* What the task asks: The records below must be copied in full; omit the images.

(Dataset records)
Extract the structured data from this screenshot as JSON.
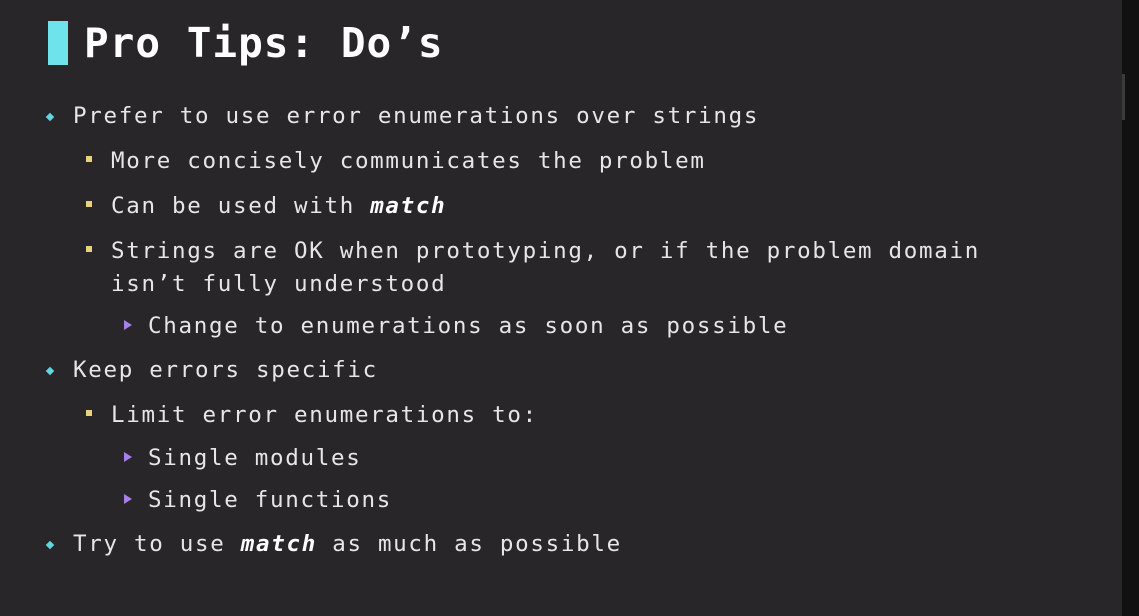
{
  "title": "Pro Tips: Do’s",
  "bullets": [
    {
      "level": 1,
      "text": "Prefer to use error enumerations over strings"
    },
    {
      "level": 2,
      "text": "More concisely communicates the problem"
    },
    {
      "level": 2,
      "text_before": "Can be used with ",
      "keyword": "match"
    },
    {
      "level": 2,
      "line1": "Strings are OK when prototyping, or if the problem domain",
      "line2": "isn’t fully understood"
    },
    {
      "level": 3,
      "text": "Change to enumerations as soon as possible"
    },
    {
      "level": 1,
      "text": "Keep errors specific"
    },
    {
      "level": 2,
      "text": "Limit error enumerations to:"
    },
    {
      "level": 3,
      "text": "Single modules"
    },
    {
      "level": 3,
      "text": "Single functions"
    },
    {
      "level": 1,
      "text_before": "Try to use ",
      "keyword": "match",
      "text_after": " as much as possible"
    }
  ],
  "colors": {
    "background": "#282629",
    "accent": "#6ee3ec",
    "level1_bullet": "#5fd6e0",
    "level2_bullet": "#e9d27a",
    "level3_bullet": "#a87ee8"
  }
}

* Solution below:
Extract the structured data from this screenshot as JSON.
{
  "title": "Pro Tips: Do’s",
  "bullets": [
    {
      "level": 1,
      "text": "Prefer to use error enumerations over strings"
    },
    {
      "level": 2,
      "text": "More concisely communicates the problem"
    },
    {
      "level": 2,
      "text_before": "Can be used with ",
      "keyword": "match"
    },
    {
      "level": 2,
      "line1": "Strings are OK when prototyping, or if the problem domain",
      "line2": "isn’t fully understood"
    },
    {
      "level": 3,
      "text": "Change to enumerations as soon as possible"
    },
    {
      "level": 1,
      "text": "Keep errors specific"
    },
    {
      "level": 2,
      "text": "Limit error enumerations to:"
    },
    {
      "level": 3,
      "text": "Single modules"
    },
    {
      "level": 3,
      "text": "Single functions"
    },
    {
      "level": 1,
      "text_before": "Try to use ",
      "keyword": "match",
      "text_after": " as much as possible"
    }
  ],
  "colors": {
    "background": "#282629",
    "accent": "#6ee3ec",
    "level1_bullet": "#5fd6e0",
    "level2_bullet": "#e9d27a",
    "level3_bullet": "#a87ee8"
  }
}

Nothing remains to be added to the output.